Copy each line of the material below that includes the string "title".

• STORED RECORDS:
::::::

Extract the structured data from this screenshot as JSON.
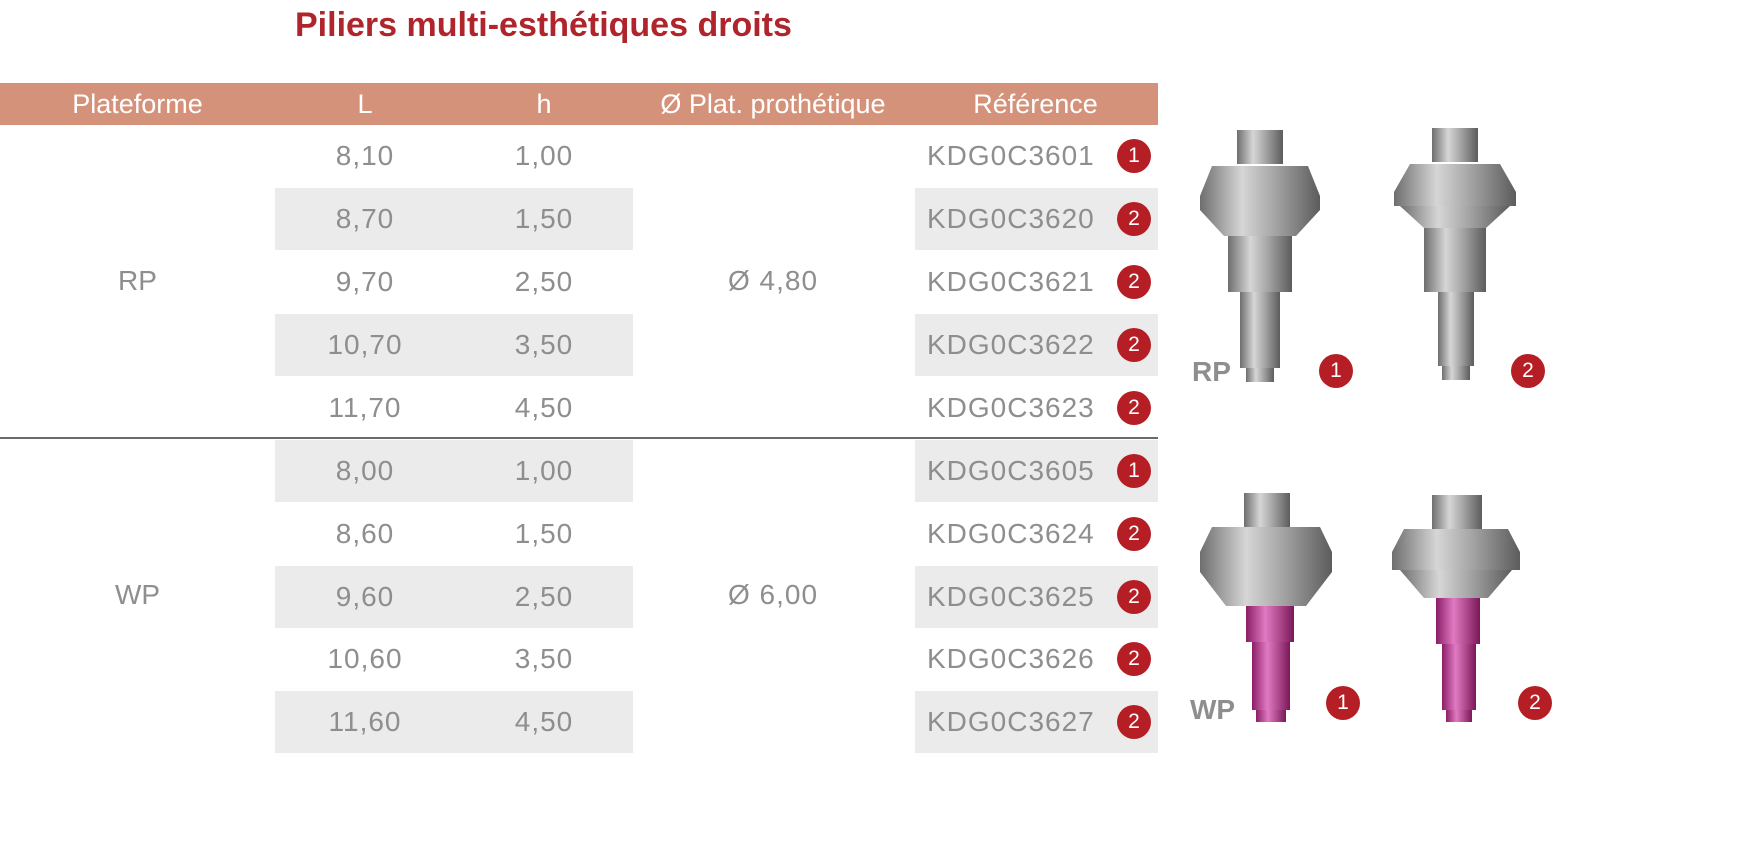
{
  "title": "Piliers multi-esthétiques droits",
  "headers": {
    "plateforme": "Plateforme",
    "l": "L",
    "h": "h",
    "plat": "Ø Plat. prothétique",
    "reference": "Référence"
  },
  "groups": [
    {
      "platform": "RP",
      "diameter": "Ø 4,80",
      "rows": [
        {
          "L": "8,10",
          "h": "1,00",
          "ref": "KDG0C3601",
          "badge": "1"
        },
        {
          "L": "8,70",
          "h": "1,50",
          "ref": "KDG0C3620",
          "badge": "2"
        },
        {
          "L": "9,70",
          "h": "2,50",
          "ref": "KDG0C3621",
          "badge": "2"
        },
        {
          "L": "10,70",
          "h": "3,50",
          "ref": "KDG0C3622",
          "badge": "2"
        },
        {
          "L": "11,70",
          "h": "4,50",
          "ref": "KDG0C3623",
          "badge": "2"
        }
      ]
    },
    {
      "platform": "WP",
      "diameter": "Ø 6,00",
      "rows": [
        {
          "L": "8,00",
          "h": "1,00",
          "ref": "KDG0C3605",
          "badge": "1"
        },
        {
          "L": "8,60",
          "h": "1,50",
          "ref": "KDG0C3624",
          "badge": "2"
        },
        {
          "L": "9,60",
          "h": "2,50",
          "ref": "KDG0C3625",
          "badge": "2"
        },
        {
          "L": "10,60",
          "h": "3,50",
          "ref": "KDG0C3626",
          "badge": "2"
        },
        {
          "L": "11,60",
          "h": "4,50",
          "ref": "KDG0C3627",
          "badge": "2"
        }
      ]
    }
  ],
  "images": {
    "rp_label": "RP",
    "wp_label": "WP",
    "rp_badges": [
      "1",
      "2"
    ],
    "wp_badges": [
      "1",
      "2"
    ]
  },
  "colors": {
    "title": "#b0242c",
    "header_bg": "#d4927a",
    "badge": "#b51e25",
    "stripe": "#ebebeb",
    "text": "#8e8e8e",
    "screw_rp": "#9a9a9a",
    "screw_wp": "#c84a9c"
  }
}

::::::

• EXERCISE SOLUTION:
  "title": "Piliers multi-esthétiques droits",
    "title": "#b0242c",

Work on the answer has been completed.